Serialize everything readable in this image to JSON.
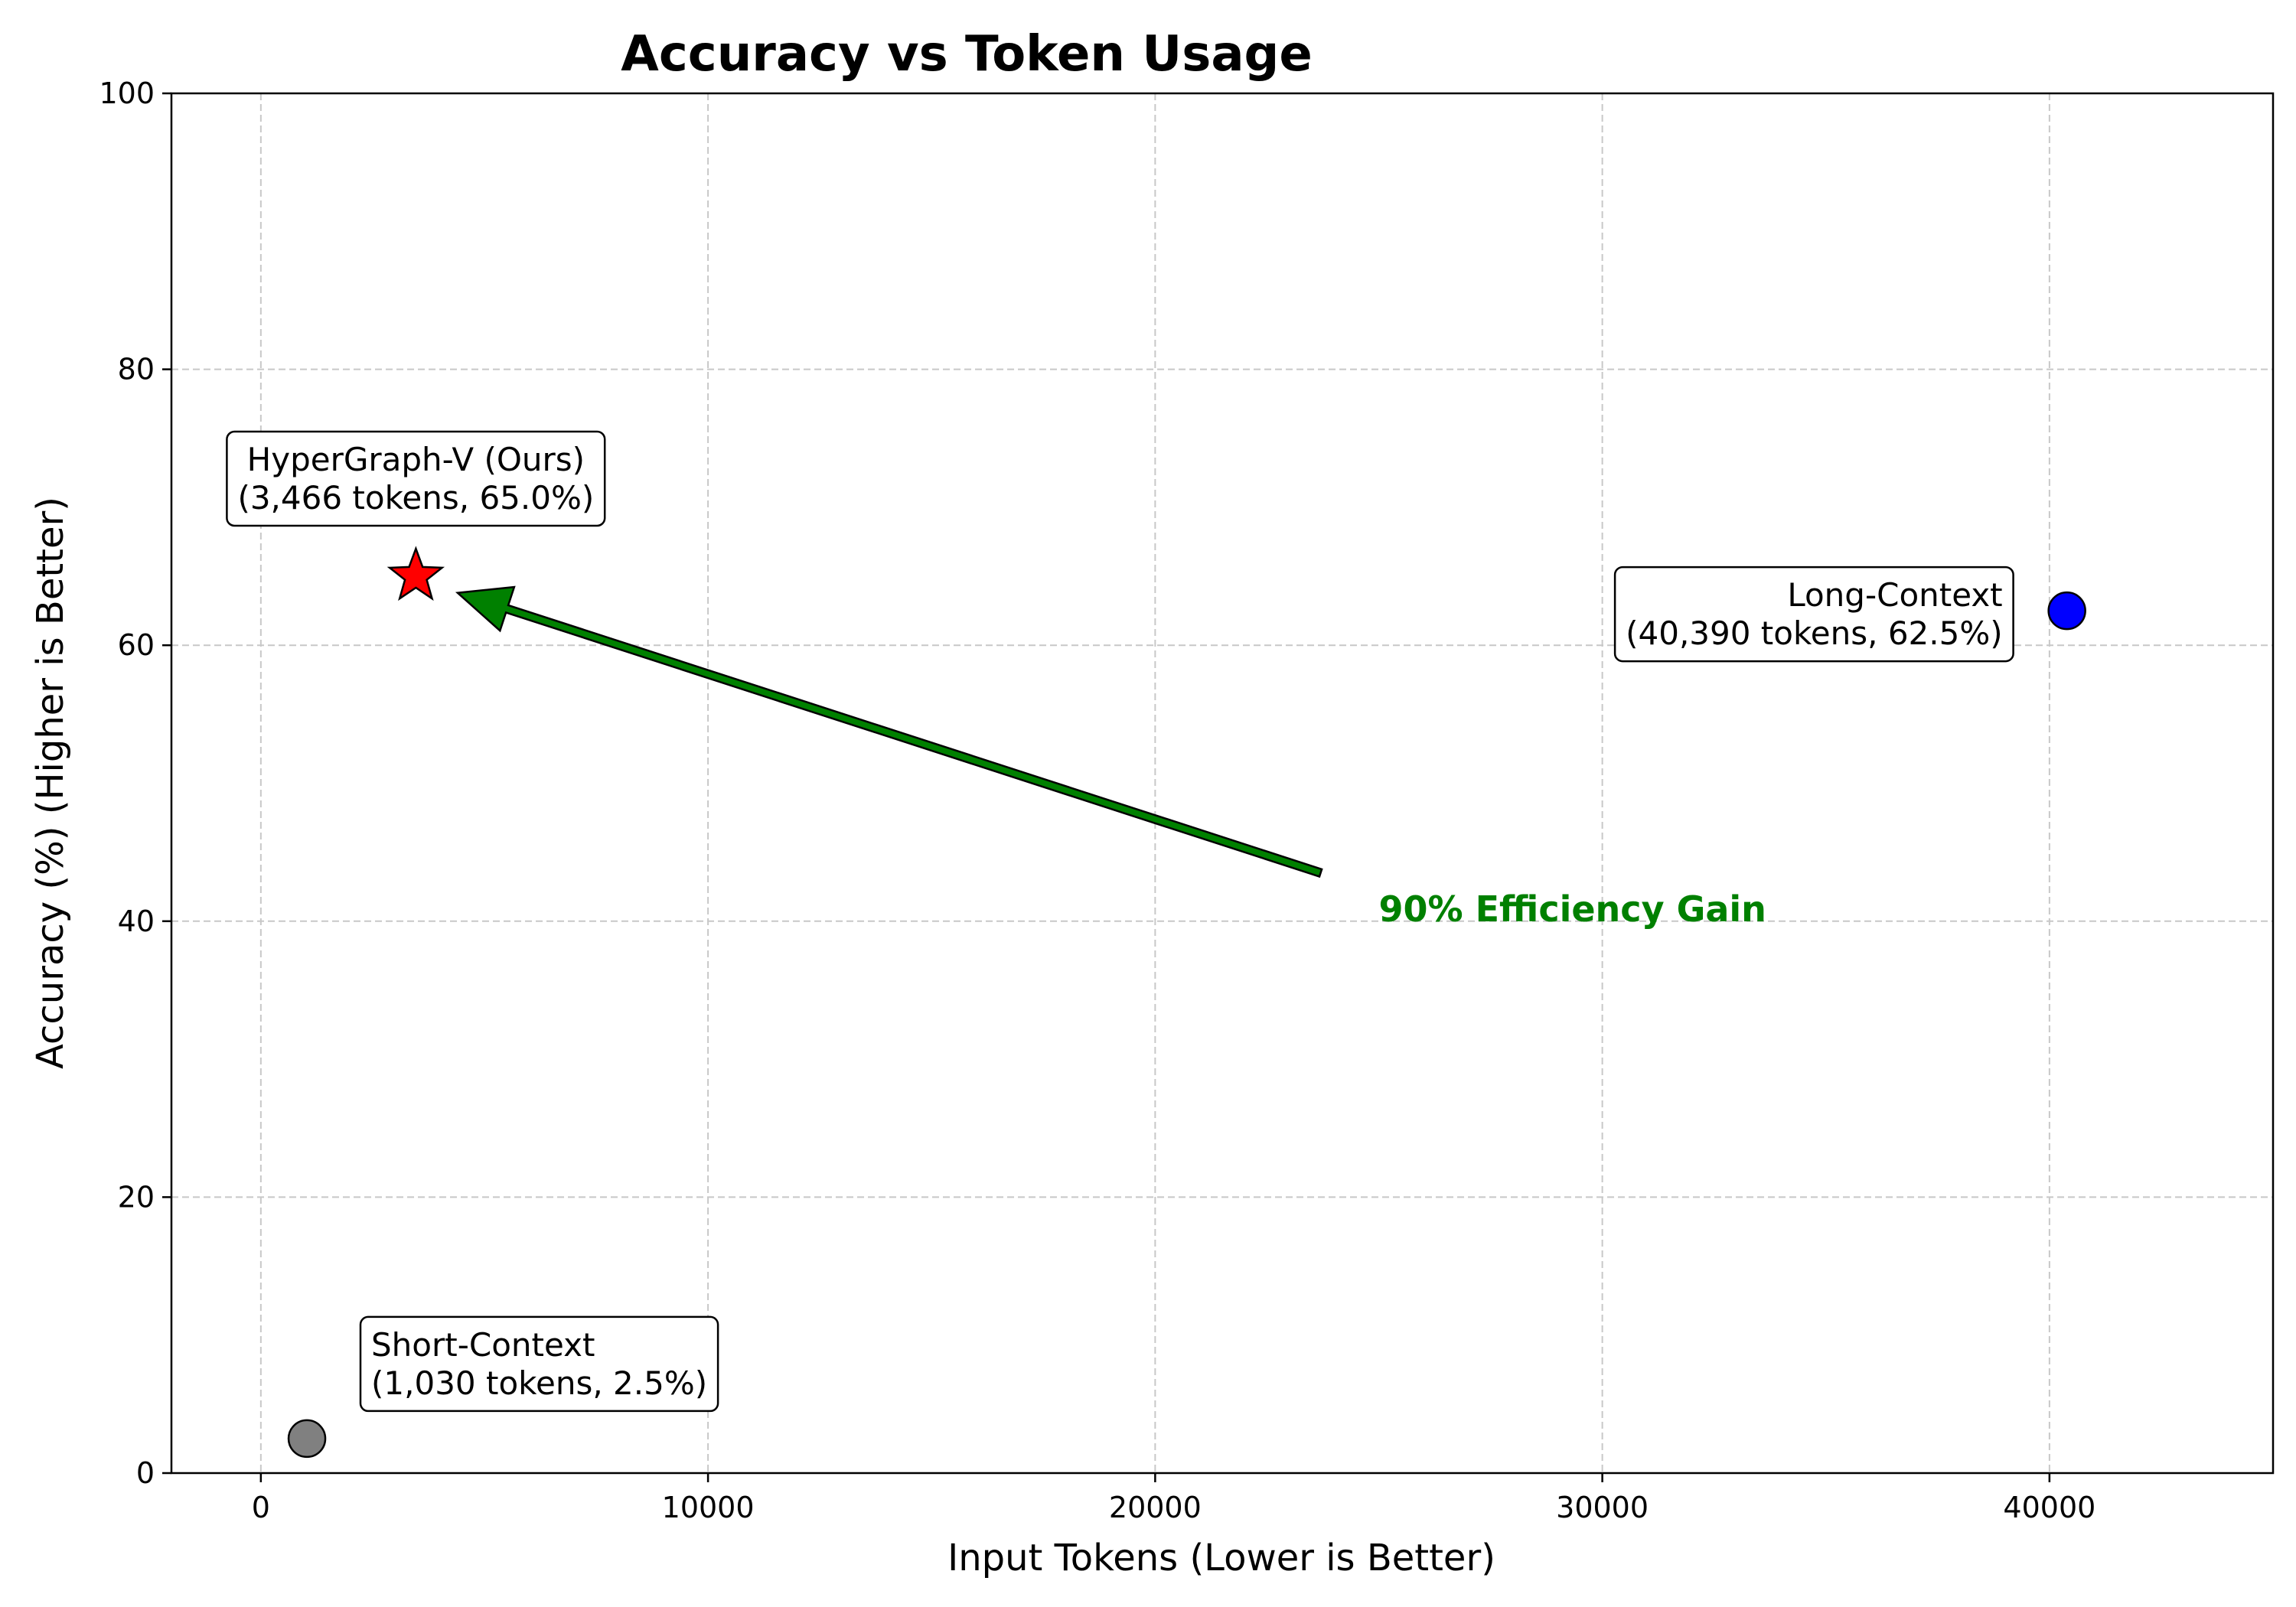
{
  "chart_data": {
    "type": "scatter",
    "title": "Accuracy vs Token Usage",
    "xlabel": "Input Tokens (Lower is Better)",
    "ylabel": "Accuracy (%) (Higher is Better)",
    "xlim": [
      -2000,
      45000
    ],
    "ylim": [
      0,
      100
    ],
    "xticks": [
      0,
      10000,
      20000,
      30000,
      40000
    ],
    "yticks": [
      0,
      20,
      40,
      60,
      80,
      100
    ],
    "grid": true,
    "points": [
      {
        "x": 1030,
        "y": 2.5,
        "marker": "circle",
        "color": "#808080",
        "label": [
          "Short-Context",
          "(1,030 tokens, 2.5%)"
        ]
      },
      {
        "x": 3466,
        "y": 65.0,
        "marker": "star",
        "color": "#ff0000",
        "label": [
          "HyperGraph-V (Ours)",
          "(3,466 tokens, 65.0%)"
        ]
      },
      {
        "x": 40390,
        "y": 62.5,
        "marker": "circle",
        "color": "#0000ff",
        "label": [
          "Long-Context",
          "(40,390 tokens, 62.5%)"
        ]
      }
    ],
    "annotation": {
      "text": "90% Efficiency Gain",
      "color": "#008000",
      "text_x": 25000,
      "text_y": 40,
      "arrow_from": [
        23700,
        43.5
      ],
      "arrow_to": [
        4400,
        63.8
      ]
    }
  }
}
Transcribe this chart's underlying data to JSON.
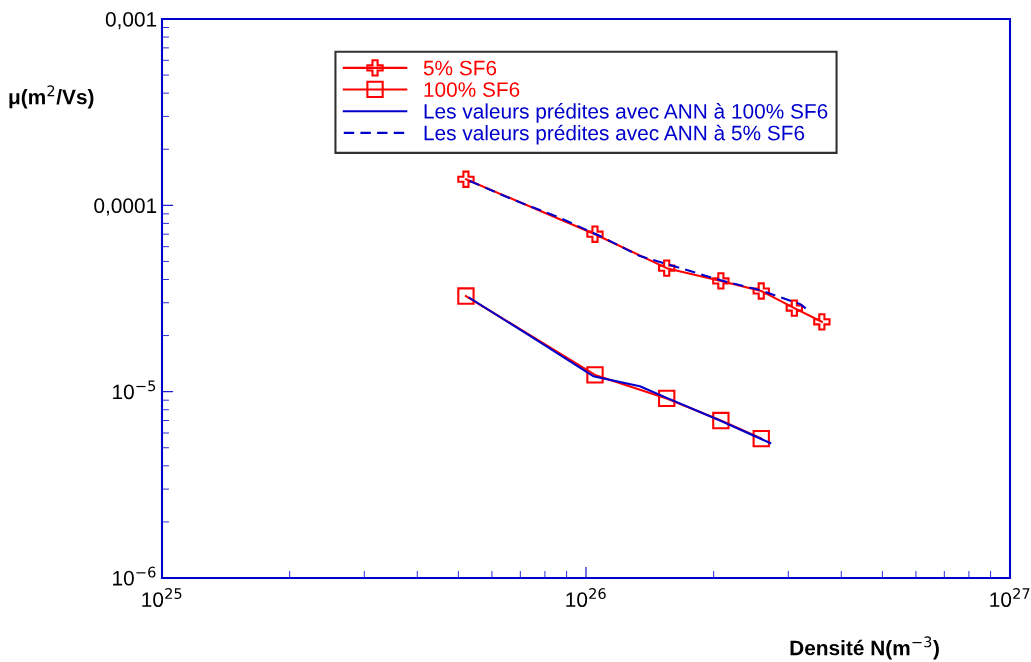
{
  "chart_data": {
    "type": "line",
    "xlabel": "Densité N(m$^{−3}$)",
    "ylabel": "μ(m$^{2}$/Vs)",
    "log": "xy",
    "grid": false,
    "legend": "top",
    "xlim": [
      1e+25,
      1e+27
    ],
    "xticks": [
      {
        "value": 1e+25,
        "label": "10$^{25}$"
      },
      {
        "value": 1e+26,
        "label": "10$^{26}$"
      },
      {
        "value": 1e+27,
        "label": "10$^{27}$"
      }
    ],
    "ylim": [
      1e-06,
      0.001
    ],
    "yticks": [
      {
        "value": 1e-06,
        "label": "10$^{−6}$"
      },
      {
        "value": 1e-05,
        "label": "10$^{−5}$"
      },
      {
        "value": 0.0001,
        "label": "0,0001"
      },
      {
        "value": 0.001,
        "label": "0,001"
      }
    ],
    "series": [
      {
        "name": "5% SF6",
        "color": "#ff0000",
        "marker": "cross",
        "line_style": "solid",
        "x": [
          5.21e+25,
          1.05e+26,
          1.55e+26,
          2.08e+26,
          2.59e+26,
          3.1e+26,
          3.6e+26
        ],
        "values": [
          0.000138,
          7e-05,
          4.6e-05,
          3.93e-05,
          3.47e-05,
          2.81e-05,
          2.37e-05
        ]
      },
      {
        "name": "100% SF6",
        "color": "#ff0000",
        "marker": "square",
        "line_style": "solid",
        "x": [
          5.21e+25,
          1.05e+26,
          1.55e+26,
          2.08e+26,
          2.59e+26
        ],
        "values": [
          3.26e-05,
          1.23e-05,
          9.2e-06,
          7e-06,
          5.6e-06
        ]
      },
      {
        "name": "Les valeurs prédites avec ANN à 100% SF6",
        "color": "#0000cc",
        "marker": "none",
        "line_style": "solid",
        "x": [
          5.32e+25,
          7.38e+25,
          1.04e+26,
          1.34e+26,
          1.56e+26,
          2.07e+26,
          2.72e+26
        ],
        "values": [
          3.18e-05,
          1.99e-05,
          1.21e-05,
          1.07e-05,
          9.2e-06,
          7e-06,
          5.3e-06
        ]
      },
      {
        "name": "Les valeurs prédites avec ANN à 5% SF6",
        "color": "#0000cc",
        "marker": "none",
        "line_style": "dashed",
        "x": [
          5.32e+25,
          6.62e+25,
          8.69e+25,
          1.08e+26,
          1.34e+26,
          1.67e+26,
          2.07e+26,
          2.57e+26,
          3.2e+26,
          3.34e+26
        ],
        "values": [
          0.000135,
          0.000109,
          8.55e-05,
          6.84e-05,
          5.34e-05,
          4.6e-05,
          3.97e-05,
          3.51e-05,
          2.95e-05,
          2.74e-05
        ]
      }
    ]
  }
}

**WRITTEN EXERCISE:** The pictures should not appear in the copy; every other part of the records above must be returned exactly.

**SOLUTION TO THIS TASK:**
Serialize everything readable in this image to JSON.
{
  "chart_data": {
    "type": "scatter",
    "title": "Accuracy vs Token Usage",
    "xlabel": "Input Tokens (Lower is Better)",
    "ylabel": "Accuracy (%) (Higher is Better)",
    "xlim": [
      -2000,
      45000
    ],
    "ylim": [
      0,
      100
    ],
    "xticks": [
      0,
      10000,
      20000,
      30000,
      40000
    ],
    "yticks": [
      0,
      20,
      40,
      60,
      80,
      100
    ],
    "grid": true,
    "points": [
      {
        "x": 1030,
        "y": 2.5,
        "marker": "circle",
        "color": "#808080",
        "label": [
          "Short-Context",
          "(1,030 tokens, 2.5%)"
        ]
      },
      {
        "x": 3466,
        "y": 65.0,
        "marker": "star",
        "color": "#ff0000",
        "label": [
          "HyperGraph-V (Ours)",
          "(3,466 tokens, 65.0%)"
        ]
      },
      {
        "x": 40390,
        "y": 62.5,
        "marker": "circle",
        "color": "#0000ff",
        "label": [
          "Long-Context",
          "(40,390 tokens, 62.5%)"
        ]
      }
    ],
    "annotation": {
      "text": "90% Efficiency Gain",
      "color": "#008000",
      "text_x": 25000,
      "text_y": 40,
      "arrow_from": [
        23700,
        43.5
      ],
      "arrow_to": [
        4400,
        63.8
      ]
    }
  }
}
Transcribe this chart's underlying data to JSON.
{
  "chart_data": {
    "type": "line",
    "xlabel": "Densité N(m$^{−3}$)",
    "ylabel": "μ(m$^{2}$/Vs)",
    "log": "xy",
    "grid": false,
    "legend": "top",
    "xlim": [
      1e+25,
      1e+27
    ],
    "xticks": [
      {
        "value": 1e+25,
        "label": "10$^{25}$"
      },
      {
        "value": 1e+26,
        "label": "10$^{26}$"
      },
      {
        "value": 1e+27,
        "label": "10$^{27}$"
      }
    ],
    "ylim": [
      1e-06,
      0.001
    ],
    "yticks": [
      {
        "value": 1e-06,
        "label": "10$^{−6}$"
      },
      {
        "value": 1e-05,
        "label": "10$^{−5}$"
      },
      {
        "value": 0.0001,
        "label": "0,0001"
      },
      {
        "value": 0.001,
        "label": "0,001"
      }
    ],
    "series": [
      {
        "name": "5% SF6",
        "color": "#ff0000",
        "marker": "cross",
        "line_style": "solid",
        "x": [
          5.21e+25,
          1.05e+26,
          1.55e+26,
          2.08e+26,
          2.59e+26,
          3.1e+26,
          3.6e+26
        ],
        "values": [
          0.000138,
          7e-05,
          4.6e-05,
          3.93e-05,
          3.47e-05,
          2.81e-05,
          2.37e-05
        ]
      },
      {
        "name": "100% SF6",
        "color": "#ff0000",
        "marker": "square",
        "line_style": "solid",
        "x": [
          5.21e+25,
          1.05e+26,
          1.55e+26,
          2.08e+26,
          2.59e+26
        ],
        "values": [
          3.26e-05,
          1.23e-05,
          9.2e-06,
          7e-06,
          5.6e-06
        ]
      },
      {
        "name": "Les valeurs prédites avec ANN à 100% SF6",
        "color": "#0000cc",
        "marker": "none",
        "line_style": "solid",
        "x": [
          5.32e+25,
          7.38e+25,
          1.04e+26,
          1.34e+26,
          1.56e+26,
          2.07e+26,
          2.72e+26
        ],
        "values": [
          3.18e-05,
          1.99e-05,
          1.21e-05,
          1.07e-05,
          9.2e-06,
          7e-06,
          5.3e-06
        ]
      },
      {
        "name": "Les valeurs prédites avec ANN à 5% SF6",
        "color": "#0000cc",
        "marker": "none",
        "line_style": "dashed",
        "x": [
          5.32e+25,
          6.62e+25,
          8.69e+25,
          1.08e+26,
          1.34e+26,
          1.67e+26,
          2.07e+26,
          2.57e+26,
          3.2e+26,
          3.34e+26
        ],
        "values": [
          0.000135,
          0.000109,
          8.55e-05,
          6.84e-05,
          5.34e-05,
          4.6e-05,
          3.97e-05,
          3.51e-05,
          2.95e-05,
          2.74e-05
        ]
      }
    ]
  }
}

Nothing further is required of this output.